> WHAT IS EXPECTED:
Edit the items below by replacing "top-left" with "upper-left" wherever it occurs, keeping everything else the same. Leave the pictures out of your answer.

Boxed element entries:

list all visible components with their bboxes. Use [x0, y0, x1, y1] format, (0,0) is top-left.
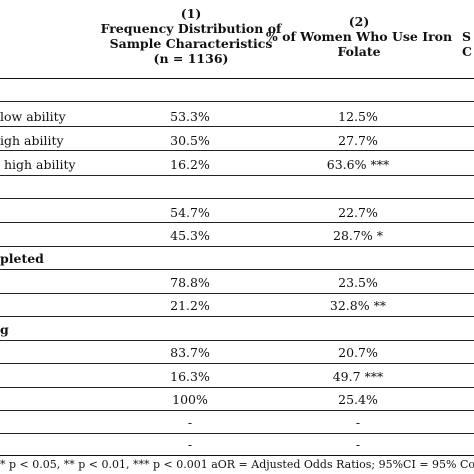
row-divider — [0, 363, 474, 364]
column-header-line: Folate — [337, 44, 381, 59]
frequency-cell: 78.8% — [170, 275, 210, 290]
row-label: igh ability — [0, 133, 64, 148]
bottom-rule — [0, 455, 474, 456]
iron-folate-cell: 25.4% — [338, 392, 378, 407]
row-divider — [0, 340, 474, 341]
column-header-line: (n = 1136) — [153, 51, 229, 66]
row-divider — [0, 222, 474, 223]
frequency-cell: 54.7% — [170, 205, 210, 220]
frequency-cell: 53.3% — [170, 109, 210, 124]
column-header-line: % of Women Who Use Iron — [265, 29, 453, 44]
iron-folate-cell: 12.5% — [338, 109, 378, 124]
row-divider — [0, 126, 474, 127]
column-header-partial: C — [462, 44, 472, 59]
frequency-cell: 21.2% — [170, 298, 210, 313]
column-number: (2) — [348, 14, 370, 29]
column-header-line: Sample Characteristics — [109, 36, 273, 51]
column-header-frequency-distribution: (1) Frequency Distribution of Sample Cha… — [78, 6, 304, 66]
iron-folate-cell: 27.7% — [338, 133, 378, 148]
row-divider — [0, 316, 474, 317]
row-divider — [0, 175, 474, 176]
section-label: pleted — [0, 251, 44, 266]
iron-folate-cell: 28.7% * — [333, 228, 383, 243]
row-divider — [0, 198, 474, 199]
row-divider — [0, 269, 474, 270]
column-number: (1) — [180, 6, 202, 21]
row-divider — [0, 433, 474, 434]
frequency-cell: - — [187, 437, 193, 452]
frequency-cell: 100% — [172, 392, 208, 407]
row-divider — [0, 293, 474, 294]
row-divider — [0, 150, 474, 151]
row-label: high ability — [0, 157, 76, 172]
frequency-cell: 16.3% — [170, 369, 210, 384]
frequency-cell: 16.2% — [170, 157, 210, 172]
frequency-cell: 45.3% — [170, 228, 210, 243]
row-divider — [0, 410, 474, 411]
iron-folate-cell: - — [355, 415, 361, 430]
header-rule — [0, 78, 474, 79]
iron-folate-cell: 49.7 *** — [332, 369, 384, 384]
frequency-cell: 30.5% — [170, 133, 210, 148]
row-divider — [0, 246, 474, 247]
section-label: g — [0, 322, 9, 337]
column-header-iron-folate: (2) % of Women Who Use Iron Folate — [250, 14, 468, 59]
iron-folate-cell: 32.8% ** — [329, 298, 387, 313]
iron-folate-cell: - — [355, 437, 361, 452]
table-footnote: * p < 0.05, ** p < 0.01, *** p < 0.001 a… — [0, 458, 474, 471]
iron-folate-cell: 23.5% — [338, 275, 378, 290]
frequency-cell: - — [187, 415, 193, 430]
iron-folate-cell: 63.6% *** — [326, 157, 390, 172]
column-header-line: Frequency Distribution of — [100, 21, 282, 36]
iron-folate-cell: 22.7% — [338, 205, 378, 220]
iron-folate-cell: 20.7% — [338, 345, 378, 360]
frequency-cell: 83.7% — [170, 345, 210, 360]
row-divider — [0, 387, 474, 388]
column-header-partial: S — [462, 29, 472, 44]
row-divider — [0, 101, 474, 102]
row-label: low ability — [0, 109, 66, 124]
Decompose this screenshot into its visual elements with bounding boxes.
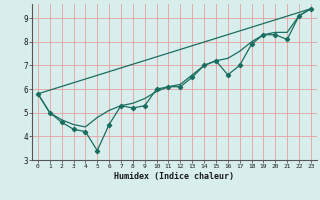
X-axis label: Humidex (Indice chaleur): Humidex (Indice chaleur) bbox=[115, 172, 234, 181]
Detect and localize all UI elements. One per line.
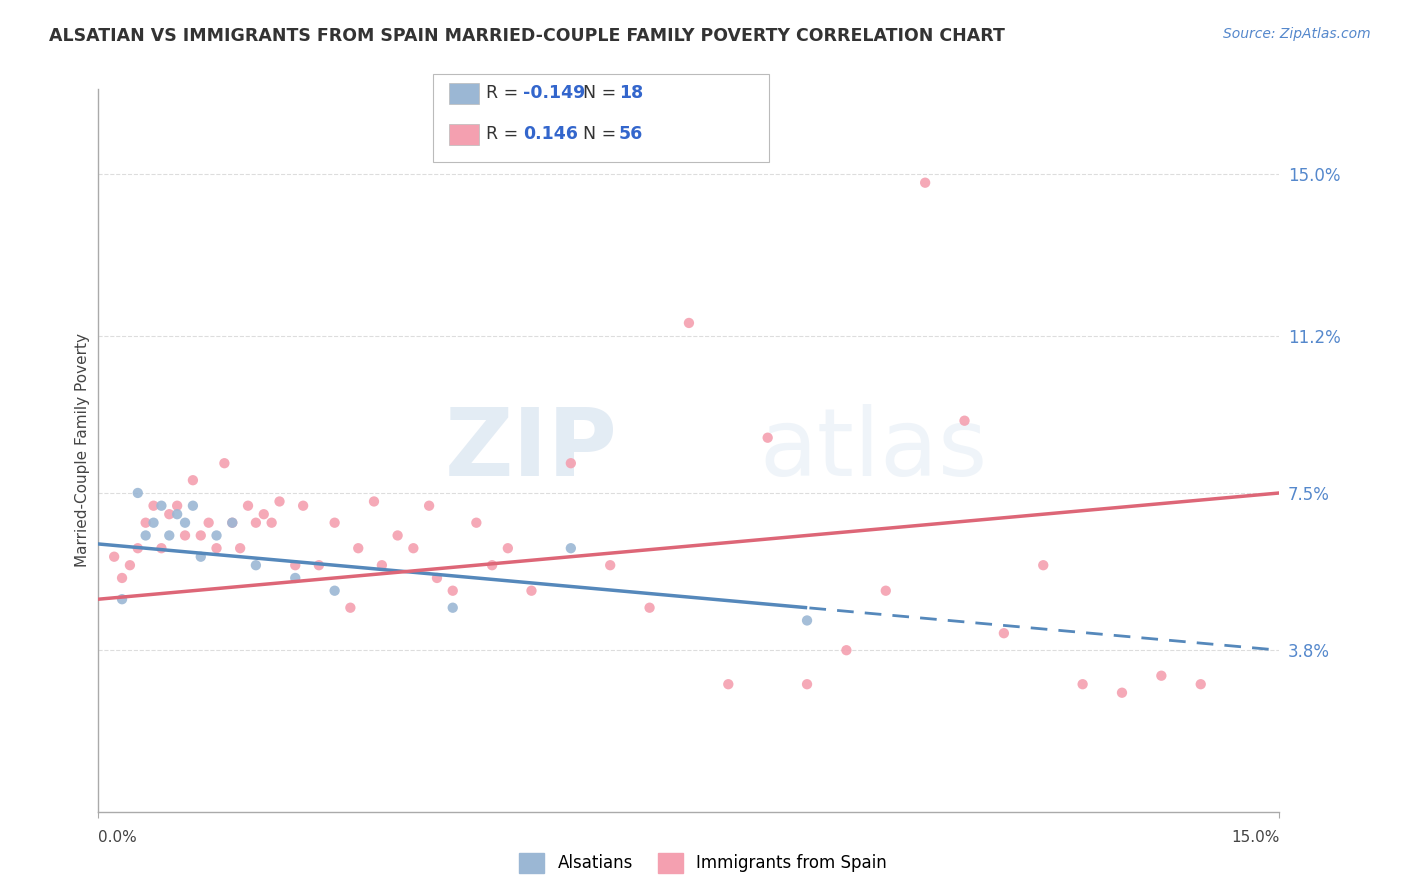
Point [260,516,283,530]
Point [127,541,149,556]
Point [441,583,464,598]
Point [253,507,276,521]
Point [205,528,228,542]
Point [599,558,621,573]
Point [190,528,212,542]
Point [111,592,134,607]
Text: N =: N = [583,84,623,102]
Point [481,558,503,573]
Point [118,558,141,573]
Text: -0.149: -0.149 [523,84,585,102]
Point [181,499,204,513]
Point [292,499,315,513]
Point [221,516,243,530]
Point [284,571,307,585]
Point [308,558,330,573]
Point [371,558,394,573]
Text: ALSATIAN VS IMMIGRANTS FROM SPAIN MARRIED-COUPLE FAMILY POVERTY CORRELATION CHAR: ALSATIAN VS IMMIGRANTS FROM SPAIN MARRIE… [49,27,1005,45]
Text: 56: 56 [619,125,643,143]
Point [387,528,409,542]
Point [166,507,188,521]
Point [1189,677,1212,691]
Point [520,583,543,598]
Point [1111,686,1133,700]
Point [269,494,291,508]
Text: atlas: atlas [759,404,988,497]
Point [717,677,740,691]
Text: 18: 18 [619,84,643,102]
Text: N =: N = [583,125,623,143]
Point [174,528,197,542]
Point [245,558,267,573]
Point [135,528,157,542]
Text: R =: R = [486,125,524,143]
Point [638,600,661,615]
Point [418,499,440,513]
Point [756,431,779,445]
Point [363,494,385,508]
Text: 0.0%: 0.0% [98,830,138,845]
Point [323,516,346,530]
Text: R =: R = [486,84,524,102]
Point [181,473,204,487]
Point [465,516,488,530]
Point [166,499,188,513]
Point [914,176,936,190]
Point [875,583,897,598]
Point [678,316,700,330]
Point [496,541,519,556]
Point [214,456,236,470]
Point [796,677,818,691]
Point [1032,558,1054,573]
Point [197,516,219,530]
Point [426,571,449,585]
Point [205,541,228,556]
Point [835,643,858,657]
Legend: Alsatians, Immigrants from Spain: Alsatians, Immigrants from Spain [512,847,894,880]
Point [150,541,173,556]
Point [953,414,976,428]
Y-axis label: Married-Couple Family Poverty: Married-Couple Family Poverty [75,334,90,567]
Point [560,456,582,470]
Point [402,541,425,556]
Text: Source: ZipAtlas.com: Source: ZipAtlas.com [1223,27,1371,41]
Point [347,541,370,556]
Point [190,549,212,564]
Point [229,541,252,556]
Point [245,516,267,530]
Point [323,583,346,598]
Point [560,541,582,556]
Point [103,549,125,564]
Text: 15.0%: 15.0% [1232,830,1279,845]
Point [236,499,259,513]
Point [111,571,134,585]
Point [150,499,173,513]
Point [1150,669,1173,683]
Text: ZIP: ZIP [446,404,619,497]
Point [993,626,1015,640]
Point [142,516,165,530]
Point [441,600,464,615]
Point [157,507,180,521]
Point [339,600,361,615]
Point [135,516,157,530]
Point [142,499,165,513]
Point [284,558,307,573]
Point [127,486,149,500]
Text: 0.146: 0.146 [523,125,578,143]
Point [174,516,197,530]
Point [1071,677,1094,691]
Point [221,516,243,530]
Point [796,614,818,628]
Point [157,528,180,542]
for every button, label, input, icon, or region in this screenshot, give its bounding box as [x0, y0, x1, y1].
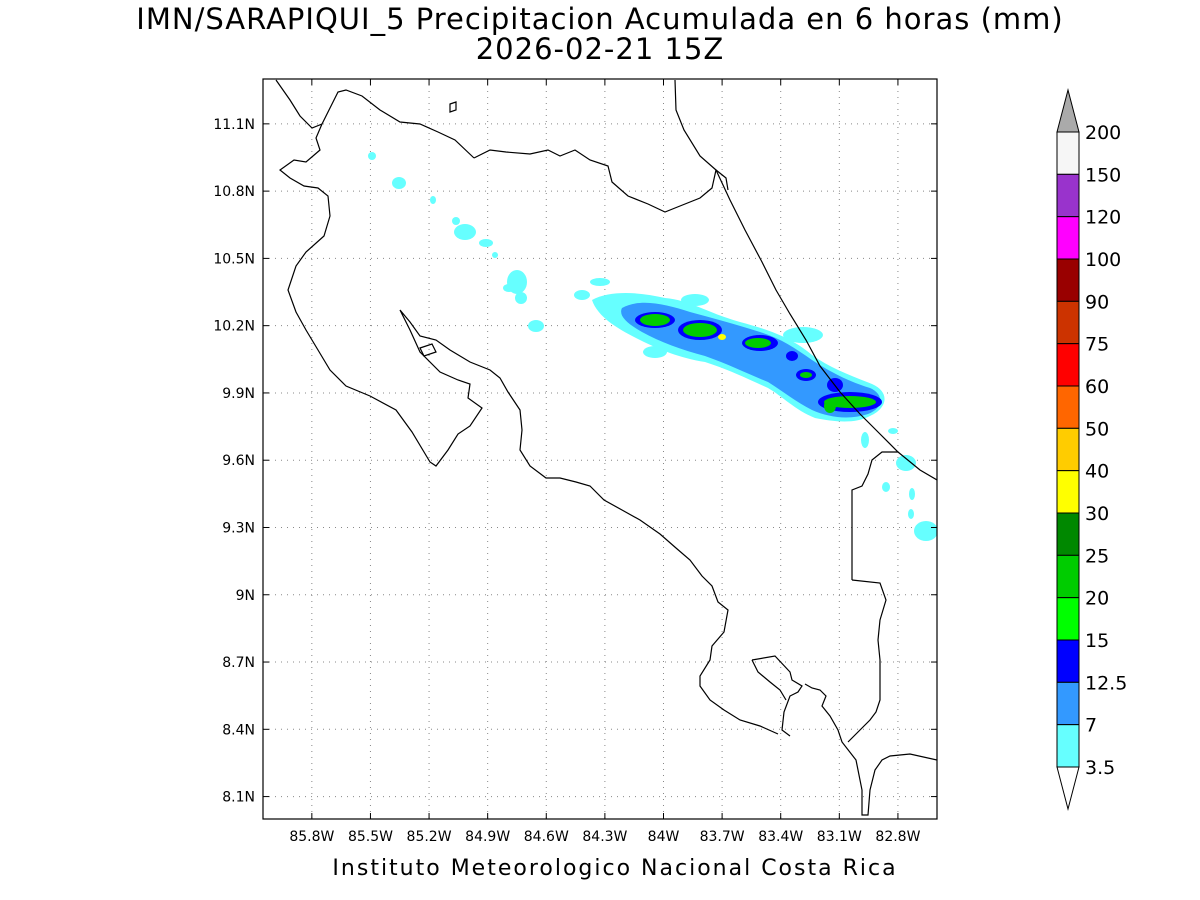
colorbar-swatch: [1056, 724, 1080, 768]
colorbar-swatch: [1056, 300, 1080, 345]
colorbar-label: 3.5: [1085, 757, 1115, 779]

> COMPLETE OUTPUT:
list all visible components with their bboxes. Use [x0, y0, x1, y1] format, (0,0) is upper-left.
row-divider — [0, 363, 474, 364]
column-header-line: Folate — [337, 44, 381, 59]
frequency-cell: 78.8% — [170, 275, 210, 290]
row-label: igh ability — [0, 133, 64, 148]
bottom-rule — [0, 455, 474, 456]
iron-folate-cell: 25.4% — [338, 392, 378, 407]
row-divider — [0, 340, 474, 341]
column-header-line: (n = 1136) — [153, 51, 229, 66]
row-divider — [0, 222, 474, 223]
frequency-cell: 54.7% — [170, 205, 210, 220]
frequency-cell: 53.3% — [170, 109, 210, 124]
column-header-line: % of Women Who Use Iron — [265, 29, 453, 44]
iron-folate-cell: 12.5% — [338, 109, 378, 124]
row-divider — [0, 126, 474, 127]
column-header-partial: C — [462, 44, 472, 59]
frequency-cell: 21.2% — [170, 298, 210, 313]
column-number: (2) — [348, 14, 370, 29]
column-header-line: Sample Characteristics — [109, 36, 273, 51]
column-header-frequency-distribution: (1) Frequency Distribution of Sample Cha… — [78, 6, 304, 66]
iron-folate-cell: 27.7% — [338, 133, 378, 148]
row-divider — [0, 316, 474, 317]
row-divider — [0, 175, 474, 176]
section-label: pleted — [0, 251, 44, 266]
iron-folate-cell: 28.7% * — [333, 228, 383, 243]
row-divider — [0, 198, 474, 199]
row-divider — [0, 269, 474, 270]
column-number: (1) — [180, 6, 202, 21]
row-divider — [0, 433, 474, 434]
frequency-cell: - — [187, 437, 193, 452]
frequency-cell: 100% — [172, 392, 208, 407]
row-divider — [0, 293, 474, 294]
row-divider — [0, 150, 474, 151]
row-label: high ability — [0, 157, 76, 172]
frequency-cell: 16.3% — [170, 369, 210, 384]
frequency-cell: 16.2% — [170, 157, 210, 172]
frequency-cell: 45.3% — [170, 228, 210, 243]
row-divider — [0, 410, 474, 411]
iron-folate-cell: - — [355, 415, 361, 430]
header-rule — [0, 78, 474, 79]
iron-folate-cell: 49.7 *** — [332, 369, 384, 384]
frequency-cell: 30.5% — [170, 133, 210, 148]
row-divider — [0, 246, 474, 247]
section-label: g — [0, 322, 9, 337]
column-header-iron-folate: (2) % of Women Who Use Iron Folate — [250, 14, 468, 59]
iron-folate-cell: 32.8% ** — [329, 298, 387, 313]
iron-folate-cell: - — [355, 437, 361, 452]
table-footnote: * p < 0.05, ** p < 0.01, *** p < 0.001 a… — [0, 458, 474, 471]
iron-folate-cell: 23.5% — [338, 275, 378, 290]
frequency-cell: - — [187, 415, 193, 430]
iron-folate-cell: 63.6% *** — [326, 157, 390, 172]
column-header-line: Frequency Distribution of — [100, 21, 282, 36]
iron-folate-cell: 22.7% — [338, 205, 378, 220]
iron-folate-cell: 20.7% — [338, 345, 378, 360]
frequency-cell: 83.7% — [170, 345, 210, 360]
row-divider — [0, 387, 474, 388]
column-header-partial: S — [462, 29, 472, 44]
row-divider — [0, 101, 474, 102]
row-label: low ability — [0, 109, 66, 124]
Decompose this screenshot into its visual elements with bounding boxes.
X-axis label: Humidex (Indice chaleur): Humidex (Indice chaleur) bbox=[115, 172, 234, 181]
Detect and localize all UI elements. One per line.
Point [260,516,283,530]
Point [127,541,149,556]
Point [441,583,464,598]
Point [253,507,276,521]
Point [205,528,228,542]
Point [599,558,621,573]
Point [190,528,212,542]
Point [111,592,134,607]
Text: N =: N = [583,84,623,102]
Point [481,558,503,573]
Point [118,558,141,573]
Text: -0.149: -0.149 [523,84,585,102]
Point [181,499,204,513]
Point [292,499,315,513]
Point [221,516,243,530]
Point [284,571,307,585]
Point [308,558,330,573]
Point [371,558,394,573]
Text: ALSATIAN VS IMMIGRANTS FROM SPAIN MARRIED-COUPLE FAMILY POVERTY CORRELATION CHAR: ALSATIAN VS IMMIGRANTS FROM SPAIN MARRIE… [49,27,1005,45]
Text: 56: 56 [619,125,643,143]
Point [387,528,409,542]
Point [166,507,188,521]
Point [1189,677,1212,691]
Point [520,583,543,598]
Point [1111,686,1133,700]
Point [269,494,291,508]
Text: atlas: atlas [759,404,988,497]
Point [717,677,740,691]
Text: 18: 18 [619,84,643,102]
Text: N =: N = [583,125,623,143]
Point [174,528,197,542]
Point [245,558,267,573]
Point [135,528,157,542]
Text: R =: R = [486,125,524,143]
Point [638,600,661,615]
Point [418,499,440,513]
Point [756,431,779,445]
Point [363,494,385,508]
Text: 0.0%: 0.0% [98,830,138,845]
Point [323,516,346,530]
Text: R =: R = [486,84,524,102]
Point [181,473,204,487]
Point [465,516,488,530]
Point [166,499,188,513]
Point [914,176,936,190]
Point [875,583,897,598]
Point [678,316,700,330]
Point [496,541,519,556]
Point [214,456,236,470]
Point [796,677,818,691]
Point [1032,558,1054,573]
Point [197,516,219,530]
Point [426,571,449,585]
Point [205,541,228,556]
Point [835,643,858,657]
Legend: Alsatians, Immigrants from Spain: Alsatians, Immigrants from Spain [512,847,894,880]
Point [150,541,173,556]
Point [953,414,976,428]
Y-axis label: Married-Couple Family Poverty: Married-Couple Family Poverty [75,334,90,567]
Point [560,456,582,470]
Point [402,541,425,556]
Text: Source: ZipAtlas.com: Source: ZipAtlas.com [1223,27,1371,41]
Point [347,541,370,556]
Point [190,549,212,564]
Point [229,541,252,556]
Point [245,516,267,530]
Point [323,583,346,598]
Point [560,541,582,556]
Point [103,549,125,564]
Text: 15.0%: 15.0% [1232,830,1279,845]
Point [236,499,259,513]
Point [111,571,134,585]
Point [150,499,173,513]
Point [1150,669,1173,683]
Text: ZIP: ZIP [446,404,619,497]
Point [993,626,1015,640]
Point [142,516,165,530]
Point [441,600,464,615]
Point [157,507,180,521]
Point [339,600,361,615]
Point [135,516,157,530]
Point [142,499,165,513]
Point [284,558,307,573]
Point [127,486,149,500]
Text: 0.146: 0.146 [523,125,578,143]
Point [174,516,197,530]
Point [1071,677,1094,691]
Point [221,516,243,530]
Point [796,614,818,628]
Point [157,528,180,542]
for every button, label, input, icon, or region in this screenshot, give its bounding box as [x0, y0, x1, y1].
colorbar-swatch: [1056, 724, 1080, 768]
colorbar-swatch: [1056, 300, 1080, 345]
colorbar-label: 3.5: [1085, 757, 1115, 779]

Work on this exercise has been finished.